■ STATED GOAL ■
Reproduce the lines starting with the one that contains "Localize each UI component in this 732px" and ending after the one that contains "next-mnemonic: N <box>518 503 529 519</box>", leaving out the pictures.

■ INPUT RECORDS ■

— begin —

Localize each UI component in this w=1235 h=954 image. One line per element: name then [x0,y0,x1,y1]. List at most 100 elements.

— end —
— begin —

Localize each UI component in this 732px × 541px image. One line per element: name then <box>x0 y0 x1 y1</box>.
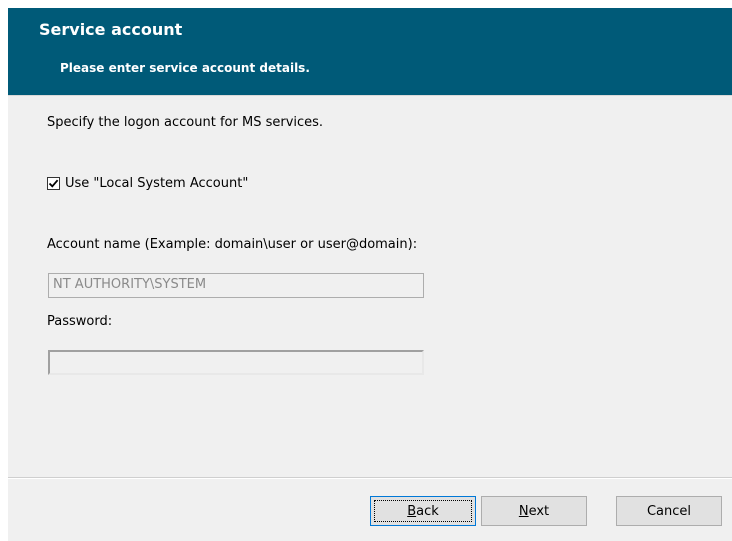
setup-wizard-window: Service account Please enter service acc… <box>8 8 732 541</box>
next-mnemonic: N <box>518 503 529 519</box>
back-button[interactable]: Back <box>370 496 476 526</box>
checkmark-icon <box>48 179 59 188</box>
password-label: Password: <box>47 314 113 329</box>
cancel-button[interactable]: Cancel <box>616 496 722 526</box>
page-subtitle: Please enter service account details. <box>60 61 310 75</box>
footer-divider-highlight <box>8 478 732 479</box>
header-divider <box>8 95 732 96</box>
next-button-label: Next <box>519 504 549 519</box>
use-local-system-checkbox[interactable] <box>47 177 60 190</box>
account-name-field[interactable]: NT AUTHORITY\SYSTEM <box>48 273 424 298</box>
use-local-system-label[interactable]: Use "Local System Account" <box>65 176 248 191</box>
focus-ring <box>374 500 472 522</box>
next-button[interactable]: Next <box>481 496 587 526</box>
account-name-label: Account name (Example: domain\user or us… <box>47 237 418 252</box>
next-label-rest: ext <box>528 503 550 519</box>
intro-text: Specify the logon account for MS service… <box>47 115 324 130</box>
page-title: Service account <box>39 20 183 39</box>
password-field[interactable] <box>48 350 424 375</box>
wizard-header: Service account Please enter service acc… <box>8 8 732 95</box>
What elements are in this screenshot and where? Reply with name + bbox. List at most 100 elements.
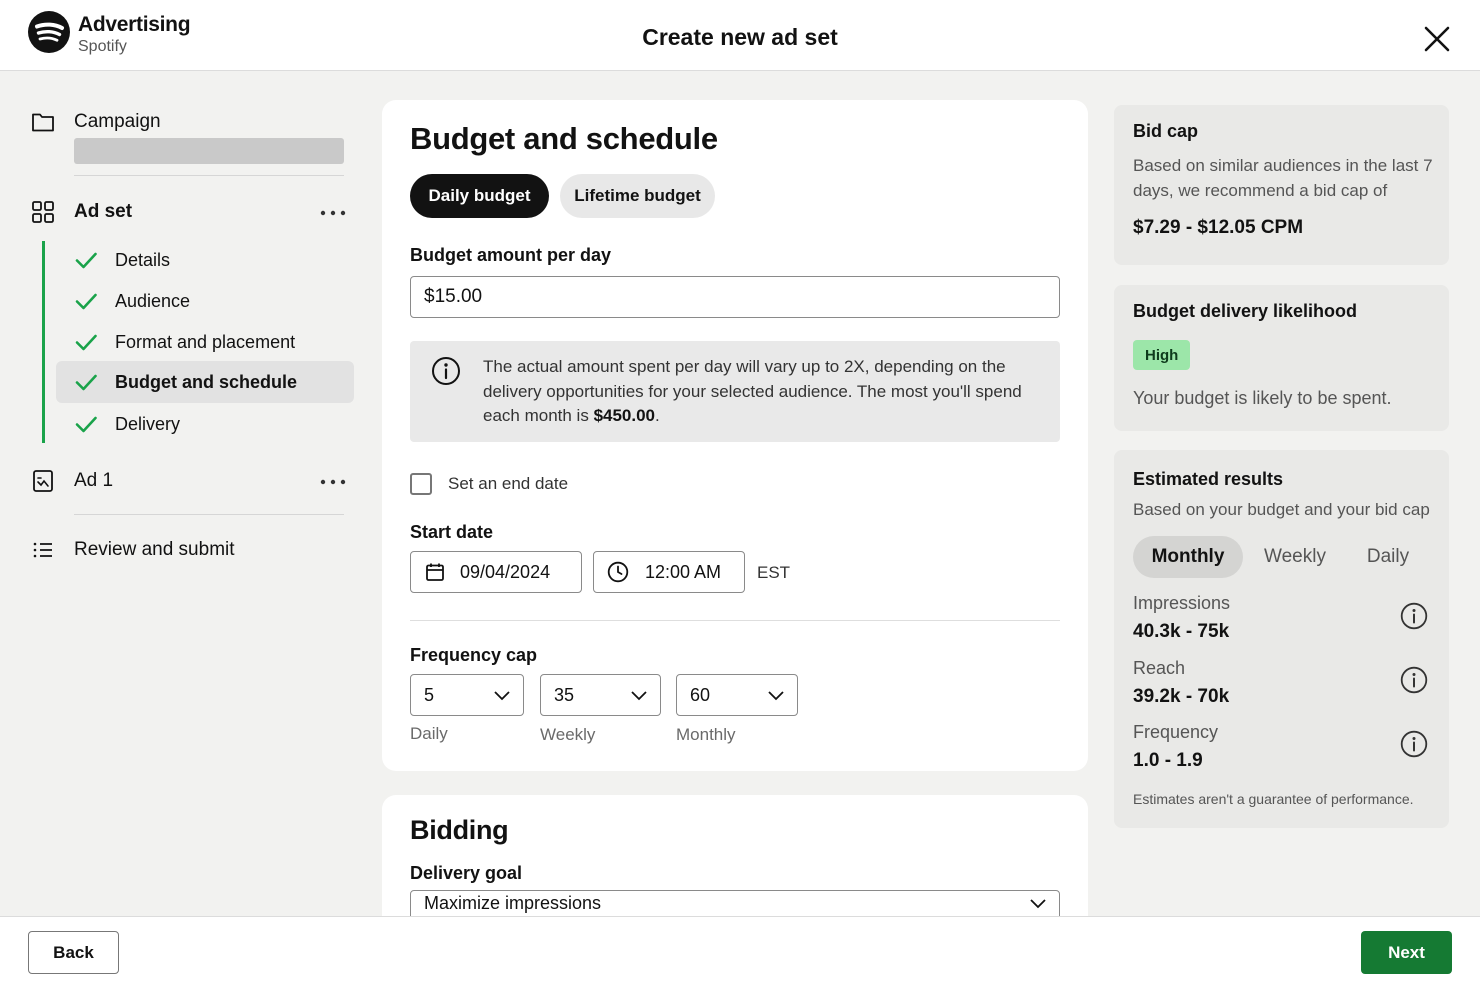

— end —

■ OUTPUT FOR THIS EXERCISE ■
Localize each UI component in this 732px × 541px image. One line per element: name then <box>x0 y0 x1 y1</box>.
setup-wizard-window: Service account Please enter service acc… <box>8 8 732 541</box>
next-mnemonic: N <box>518 503 529 519</box>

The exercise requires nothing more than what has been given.